* [YOUR OBJECTIVE]:
Copy out the listing in full, exactly as written, but not its pictures.

⟨

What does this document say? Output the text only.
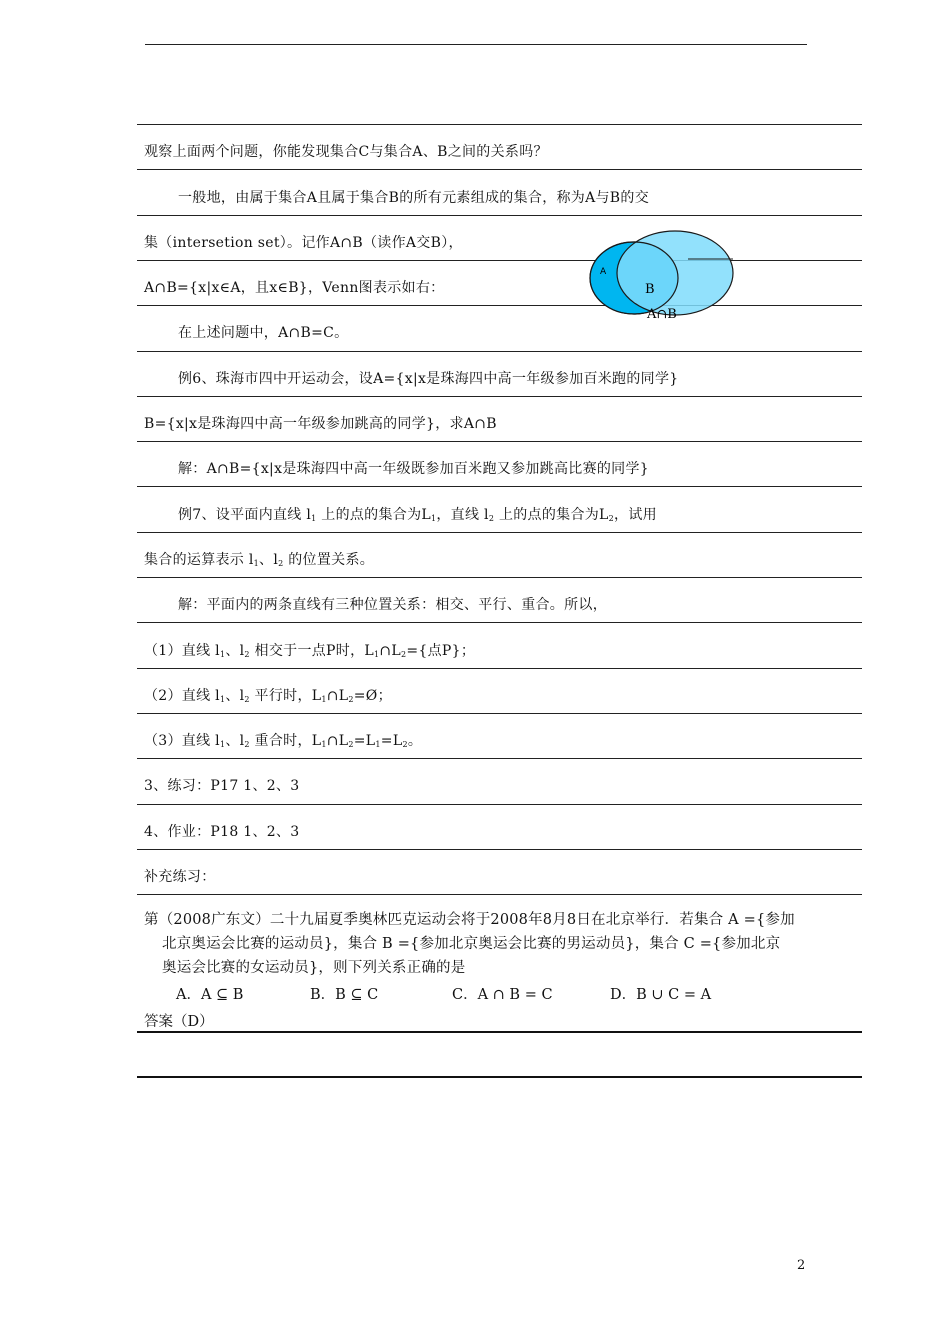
观察上面两个问题，你能发现集合C与集合A、B之间的关系吗？
一般地，由属于集合A且属于集合B的所有元素组成的集合，称为A与B的交
集（intersetion set）。记作A∩B（读作A交B），
A∩B={x|x∈A，且x∈B}，Venn图表示如右：
在上述问题中，A∩B=C。
例6、珠海市四中开运动会，设A={x|x是珠海四中高一年级参加百米跑的同学}
B={x|x是珠海四中高一年级参加跳高的同学}，求A∩B
解：A∩B={x|x是珠海四中高一年级既参加百米跑又参加跳高比赛的同学}
例7、设平面内直线 $l_1$ 上的点的集合为$L_1$，直线 $l_2$ 上的点的集合为$L_2$，试用
集合的运算表示 $l_1$、$l_2$ 的位置关系。
解：平面内的两条直线有三种位置关系：相交、平行、重合。所以，
（1）直线 $l_1$、$l_2$ 相交于一点P时，$L_1\cap L_2=${点P}；
（2）直线 $l_1$、$l_2$ 平行时，$L_1\cap L_2=Ø$；
（3）直线 $l_1$、$l_2$ 重合时，$L_1\cap L_2=L_1=L_2$。
3、练习：P17 1、2、3
4、作业：P18 1、2、3
补充练习：
A
B
A∩B
第（2008广东文）二十九届夏季奥林匹克运动会将于2008年8月8日在北京举行．若集合 A ={参加
北京奥运会比赛的运动员}，集合 B ={参加北京奥运会比赛的男运动员}，集合 C ={参加北京
奥运会比赛的女运动员}，则下列关系正确的是
A．A ⊆ B	B．B ⊆ C	C．A ∩ B = C	D．B ∪ C = A
答案（D）
2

⟩

* [EXERCISE RESPONSE]:
What does this document say? Output the text only.
观察上面两个问题，你能发现集合C与集合A、B之间的关系吗？
一般地，由属于集合A且属于集合B的所有元素组成的集合，称为A与B的交
集（intersetion set）。记作A∩B（读作A交B），
A∩B={x|x∈A，且x∈B}，Venn图表示如右：
在上述问题中，A∩B=C。
例6、珠海市四中开运动会，设A={x|x是珠海四中高一年级参加百米跑的同学}
B={x|x是珠海四中高一年级参加跳高的同学}，求A∩B
解：A∩B={x|x是珠海四中高一年级既参加百米跑又参加跳高比赛的同学}
例7、设平面内直线 $l_1$ 上的点的集合为$L_1$，直线 $l_2$ 上的点的集合为$L_2$，试用
集合的运算表示 $l_1$、$l_2$ 的位置关系。
解：平面内的两条直线有三种位置关系：相交、平行、重合。所以，
（1）直线 $l_1$、$l_2$ 相交于一点P时，$L_1\cap L_2=${点P}；
（2）直线 $l_1$、$l_2$ 平行时，$L_1\cap L_2=Ø$；
（3）直线 $l_1$、$l_2$ 重合时，$L_1\cap L_2=L_1=L_2$。
3、练习：P17 1、2、3
4、作业：P18 1、2、3
补充练习：
A
B
A∩B
第（2008广东文）二十九届夏季奥林匹克运动会将于2008年8月8日在北京举行．若集合 A ={参加
北京奥运会比赛的运动员}，集合 B ={参加北京奥运会比赛的男运动员}，集合 C ={参加北京
奥运会比赛的女运动员}，则下列关系正确的是
A．A ⊆ B	B．B ⊆ C	C．A ∩ B = C	D．B ∪ C = A
答案（D）
2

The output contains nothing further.